┌──

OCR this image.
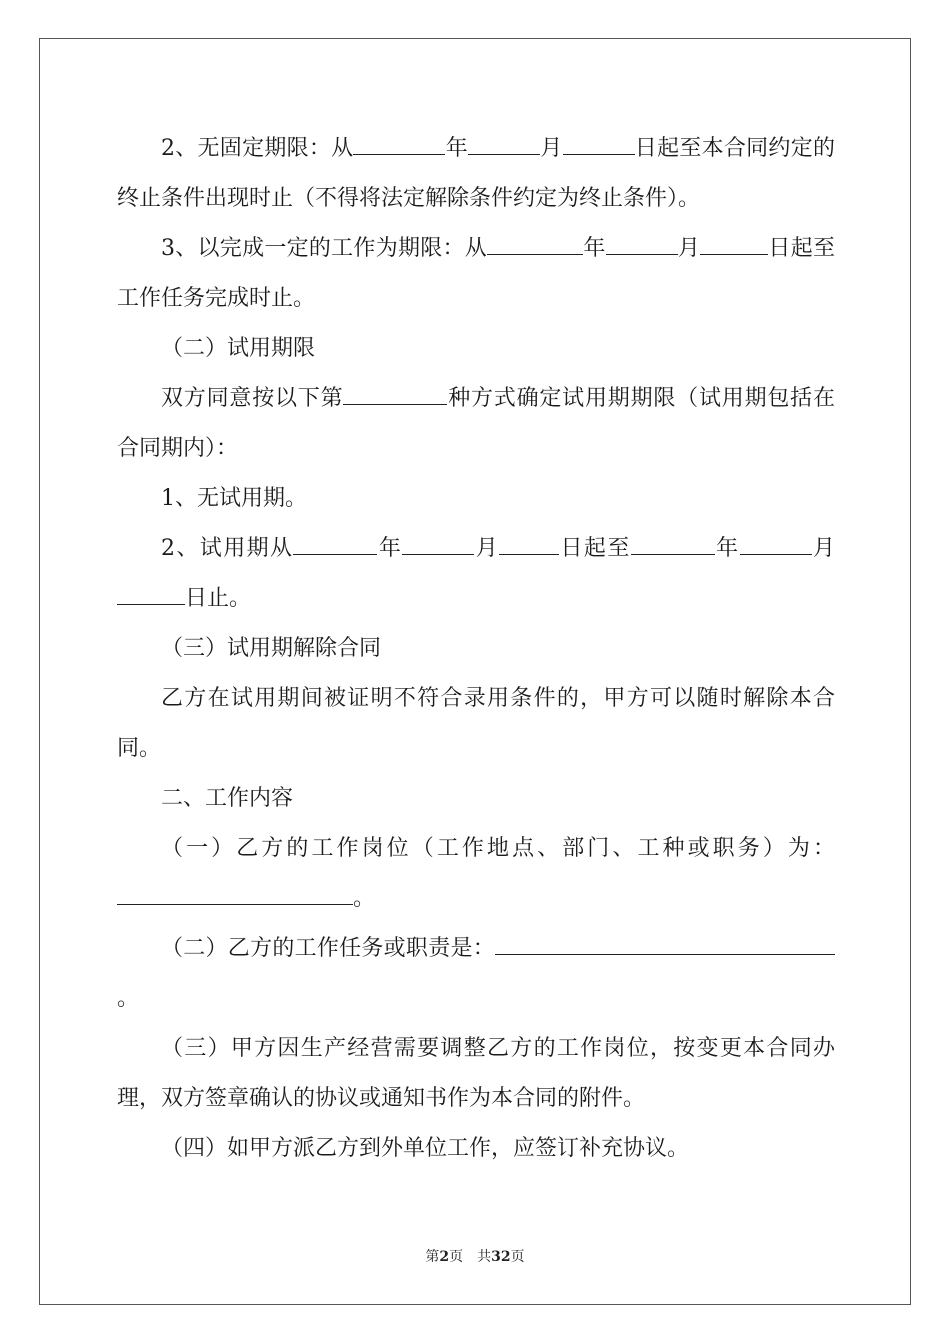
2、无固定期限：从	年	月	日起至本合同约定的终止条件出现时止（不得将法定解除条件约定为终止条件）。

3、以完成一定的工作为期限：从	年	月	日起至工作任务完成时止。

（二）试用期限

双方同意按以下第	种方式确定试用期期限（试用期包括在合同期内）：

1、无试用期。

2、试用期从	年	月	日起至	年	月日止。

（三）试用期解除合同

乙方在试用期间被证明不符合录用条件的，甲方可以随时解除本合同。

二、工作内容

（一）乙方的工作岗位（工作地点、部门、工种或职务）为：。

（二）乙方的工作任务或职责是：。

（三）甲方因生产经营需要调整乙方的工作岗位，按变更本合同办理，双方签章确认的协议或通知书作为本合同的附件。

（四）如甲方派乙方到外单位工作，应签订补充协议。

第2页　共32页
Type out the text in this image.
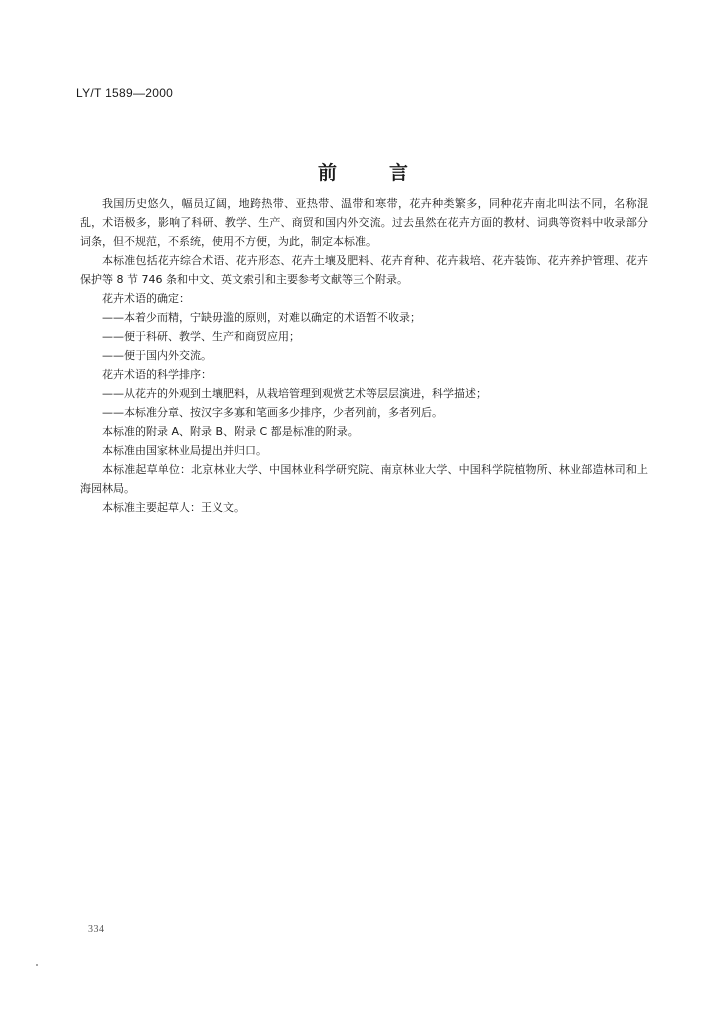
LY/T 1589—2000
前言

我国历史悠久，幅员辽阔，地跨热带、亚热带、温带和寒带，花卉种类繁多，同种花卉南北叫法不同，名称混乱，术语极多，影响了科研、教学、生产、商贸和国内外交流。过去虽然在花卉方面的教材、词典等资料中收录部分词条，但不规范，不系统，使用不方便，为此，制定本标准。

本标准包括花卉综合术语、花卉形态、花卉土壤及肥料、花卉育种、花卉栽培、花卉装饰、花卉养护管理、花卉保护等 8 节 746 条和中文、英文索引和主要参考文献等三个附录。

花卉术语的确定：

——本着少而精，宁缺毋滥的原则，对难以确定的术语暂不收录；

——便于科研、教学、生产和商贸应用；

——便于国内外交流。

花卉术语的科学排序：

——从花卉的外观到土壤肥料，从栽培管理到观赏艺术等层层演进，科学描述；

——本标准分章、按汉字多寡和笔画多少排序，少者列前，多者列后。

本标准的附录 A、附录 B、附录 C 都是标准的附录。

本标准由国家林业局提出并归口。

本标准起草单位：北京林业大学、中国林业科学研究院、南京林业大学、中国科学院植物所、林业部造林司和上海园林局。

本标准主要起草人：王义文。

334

└──
┌──

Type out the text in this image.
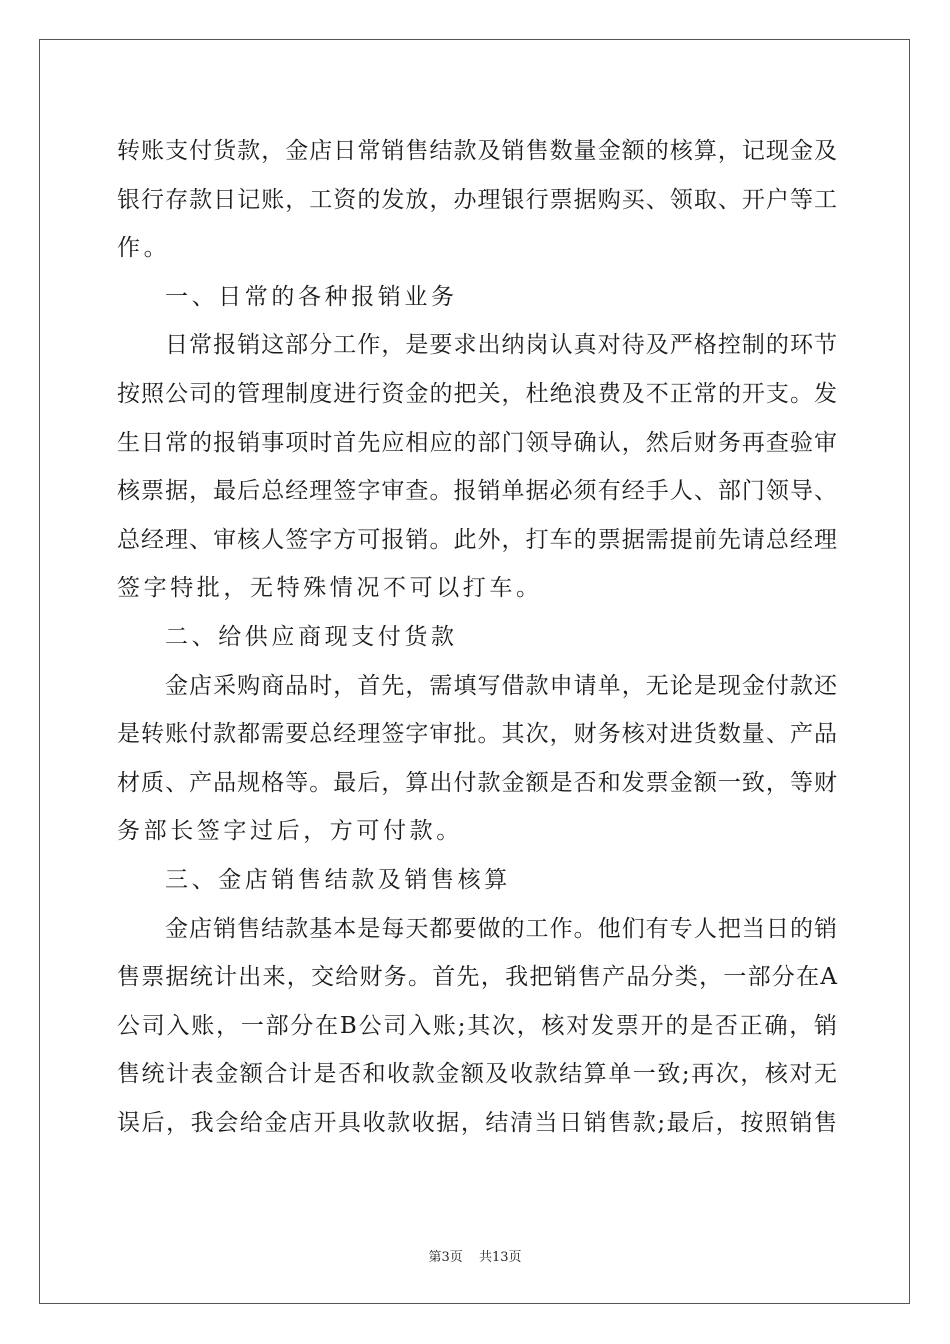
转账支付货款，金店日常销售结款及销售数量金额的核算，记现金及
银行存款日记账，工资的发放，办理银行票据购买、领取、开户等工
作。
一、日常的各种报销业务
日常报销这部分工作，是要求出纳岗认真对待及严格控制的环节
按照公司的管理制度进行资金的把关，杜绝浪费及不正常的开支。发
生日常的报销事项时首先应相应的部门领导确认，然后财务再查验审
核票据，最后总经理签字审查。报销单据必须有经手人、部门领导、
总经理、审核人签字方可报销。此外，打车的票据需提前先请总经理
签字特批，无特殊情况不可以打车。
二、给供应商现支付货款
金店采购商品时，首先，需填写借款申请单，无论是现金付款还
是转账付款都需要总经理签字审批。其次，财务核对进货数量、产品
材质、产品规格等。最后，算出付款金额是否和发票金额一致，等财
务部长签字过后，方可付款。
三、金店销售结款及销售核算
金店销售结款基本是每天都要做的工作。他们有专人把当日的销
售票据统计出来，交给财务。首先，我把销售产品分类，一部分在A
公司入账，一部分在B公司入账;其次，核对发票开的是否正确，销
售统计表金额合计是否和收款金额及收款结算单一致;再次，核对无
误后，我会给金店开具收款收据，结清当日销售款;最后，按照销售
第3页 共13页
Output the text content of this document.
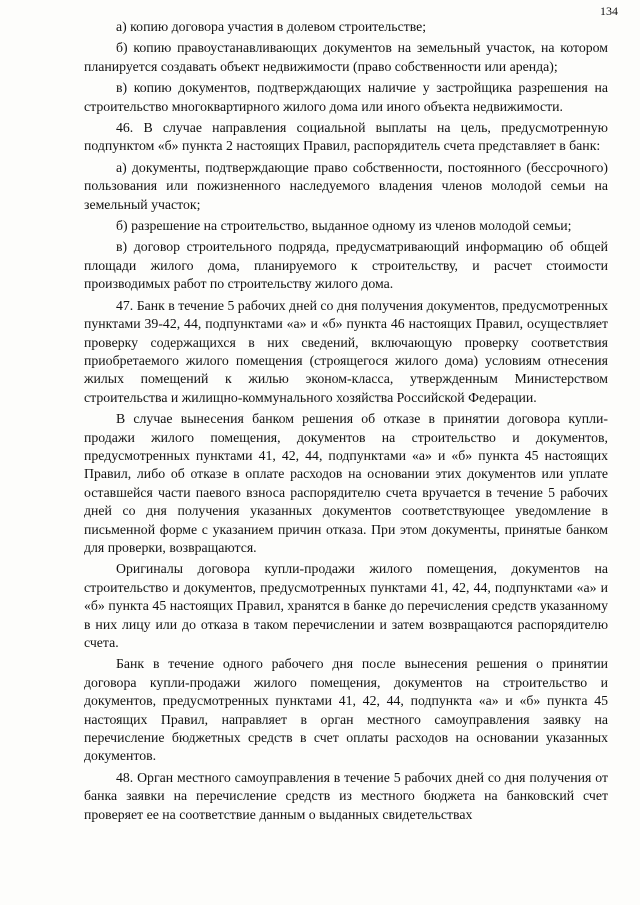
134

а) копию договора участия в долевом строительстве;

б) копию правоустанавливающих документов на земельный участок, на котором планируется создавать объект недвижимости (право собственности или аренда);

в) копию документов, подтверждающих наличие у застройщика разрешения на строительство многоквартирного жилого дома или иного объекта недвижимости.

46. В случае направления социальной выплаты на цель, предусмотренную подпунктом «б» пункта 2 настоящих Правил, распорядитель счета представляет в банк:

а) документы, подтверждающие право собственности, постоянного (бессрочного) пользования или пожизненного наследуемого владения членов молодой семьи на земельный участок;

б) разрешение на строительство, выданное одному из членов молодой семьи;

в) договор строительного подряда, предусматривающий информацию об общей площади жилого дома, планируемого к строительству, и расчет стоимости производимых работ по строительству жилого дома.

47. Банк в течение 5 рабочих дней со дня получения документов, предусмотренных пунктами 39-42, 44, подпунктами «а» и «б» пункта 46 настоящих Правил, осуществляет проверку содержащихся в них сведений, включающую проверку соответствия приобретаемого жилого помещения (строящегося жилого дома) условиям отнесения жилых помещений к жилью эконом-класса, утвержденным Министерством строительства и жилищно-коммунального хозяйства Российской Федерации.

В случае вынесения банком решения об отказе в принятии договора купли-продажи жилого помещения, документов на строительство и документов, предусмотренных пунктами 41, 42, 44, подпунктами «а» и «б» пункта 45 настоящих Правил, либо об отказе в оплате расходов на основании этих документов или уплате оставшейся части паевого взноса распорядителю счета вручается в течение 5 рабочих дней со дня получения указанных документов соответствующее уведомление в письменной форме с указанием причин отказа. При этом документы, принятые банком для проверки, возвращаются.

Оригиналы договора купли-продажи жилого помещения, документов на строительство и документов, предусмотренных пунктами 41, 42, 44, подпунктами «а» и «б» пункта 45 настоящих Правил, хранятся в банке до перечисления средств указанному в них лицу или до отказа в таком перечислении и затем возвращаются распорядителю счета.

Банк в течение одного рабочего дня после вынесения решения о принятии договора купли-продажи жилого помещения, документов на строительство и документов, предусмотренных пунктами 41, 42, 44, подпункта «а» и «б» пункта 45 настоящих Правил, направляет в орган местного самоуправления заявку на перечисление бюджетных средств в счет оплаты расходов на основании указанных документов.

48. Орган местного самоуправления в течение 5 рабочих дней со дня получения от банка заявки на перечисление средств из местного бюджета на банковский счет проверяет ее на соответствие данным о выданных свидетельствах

└──
┌──

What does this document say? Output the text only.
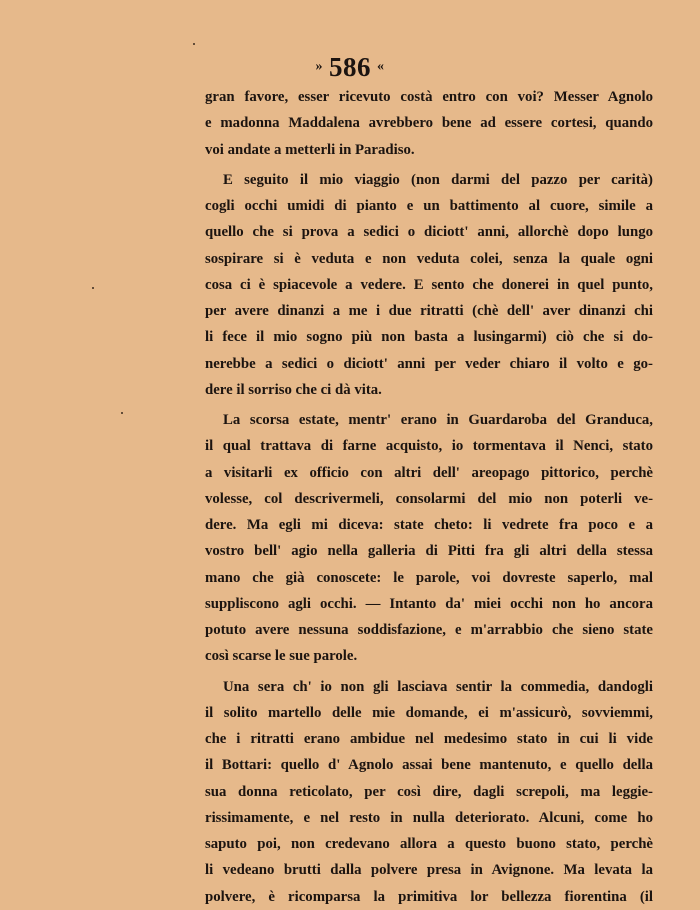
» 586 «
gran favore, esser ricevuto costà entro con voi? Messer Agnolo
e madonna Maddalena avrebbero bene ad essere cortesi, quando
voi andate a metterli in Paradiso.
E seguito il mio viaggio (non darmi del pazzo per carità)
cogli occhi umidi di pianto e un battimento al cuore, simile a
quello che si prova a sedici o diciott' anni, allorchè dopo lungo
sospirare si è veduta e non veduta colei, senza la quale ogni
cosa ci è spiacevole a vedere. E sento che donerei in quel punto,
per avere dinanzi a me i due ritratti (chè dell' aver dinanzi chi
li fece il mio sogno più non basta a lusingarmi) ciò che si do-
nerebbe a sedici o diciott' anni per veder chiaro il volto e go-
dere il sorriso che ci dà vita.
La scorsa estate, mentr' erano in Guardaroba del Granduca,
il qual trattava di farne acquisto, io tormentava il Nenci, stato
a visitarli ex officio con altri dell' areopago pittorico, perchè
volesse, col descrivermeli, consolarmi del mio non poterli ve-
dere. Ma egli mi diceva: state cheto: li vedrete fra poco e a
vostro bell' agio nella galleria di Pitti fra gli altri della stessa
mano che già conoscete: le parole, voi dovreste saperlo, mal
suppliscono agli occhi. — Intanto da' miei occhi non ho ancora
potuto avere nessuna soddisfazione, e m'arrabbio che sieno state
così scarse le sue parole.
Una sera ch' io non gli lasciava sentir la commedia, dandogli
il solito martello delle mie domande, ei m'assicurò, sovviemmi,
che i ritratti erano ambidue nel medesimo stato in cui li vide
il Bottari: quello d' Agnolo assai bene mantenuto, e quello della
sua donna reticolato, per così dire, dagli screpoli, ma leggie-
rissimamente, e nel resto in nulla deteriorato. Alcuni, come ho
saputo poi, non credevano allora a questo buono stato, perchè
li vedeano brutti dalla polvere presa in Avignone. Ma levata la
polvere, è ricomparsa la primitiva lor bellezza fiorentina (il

└──

Every line in the data that holds "земельный" should be copied out.

б) копию правоустанавливающих документов на земельный участок, на котором планируется создавать объект недвижимости (право собственности или аренда);
а) документы, подтверждающие право собственности, постоянного (бессрочного) пользования или пожизненного наследуемого владения членов молодой семьи на земельный участок;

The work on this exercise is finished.